**STATED GOAL**
Reproduce the records below exactly as given.
%%
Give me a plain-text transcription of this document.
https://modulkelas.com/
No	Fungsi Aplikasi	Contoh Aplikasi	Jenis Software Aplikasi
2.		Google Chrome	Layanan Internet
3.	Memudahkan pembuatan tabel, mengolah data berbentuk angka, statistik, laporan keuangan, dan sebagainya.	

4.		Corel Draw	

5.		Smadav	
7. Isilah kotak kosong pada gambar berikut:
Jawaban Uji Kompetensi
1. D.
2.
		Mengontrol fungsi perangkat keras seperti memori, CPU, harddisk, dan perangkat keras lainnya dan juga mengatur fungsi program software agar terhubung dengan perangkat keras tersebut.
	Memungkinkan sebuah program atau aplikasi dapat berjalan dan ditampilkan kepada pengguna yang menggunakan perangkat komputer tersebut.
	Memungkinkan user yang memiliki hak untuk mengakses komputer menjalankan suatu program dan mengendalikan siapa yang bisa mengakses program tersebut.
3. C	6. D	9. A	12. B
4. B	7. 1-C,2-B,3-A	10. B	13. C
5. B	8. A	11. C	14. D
%%
**FINISHED EXERCISE**
Give me a plain-text transcription of this document.
https://modulkelas.com/
No	Fungsi Aplikasi	Contoh Aplikasi	Jenis Software Aplikasi
2.		Google Chrome	Layanan Internet
3.	Memudahkan pembuatan tabel, mengolah data berbentuk angka, statistik, laporan keuangan, dan sebagainya.	

4.		Corel Draw	

5.		Smadav	
7. Isilah kotak kosong pada gambar berikut:
Jawaban Uji Kompetensi
1. D.
2.
		Mengontrol fungsi perangkat keras seperti memori, CPU, harddisk, dan perangkat keras lainnya dan juga mengatur fungsi program software agar terhubung dengan perangkat keras tersebut.
	Memungkinkan sebuah program atau aplikasi dapat berjalan dan ditampilkan kepada pengguna yang menggunakan perangkat komputer tersebut.
	Memungkinkan user yang memiliki hak untuk mengakses komputer menjalankan suatu program dan mengendalikan siapa yang bisa mengakses program tersebut.
3. C	6. D	9. A	12. B
4. B	7. 1-C,2-B,3-A	10. B	13. C
5. B	8. A	11. C	14. D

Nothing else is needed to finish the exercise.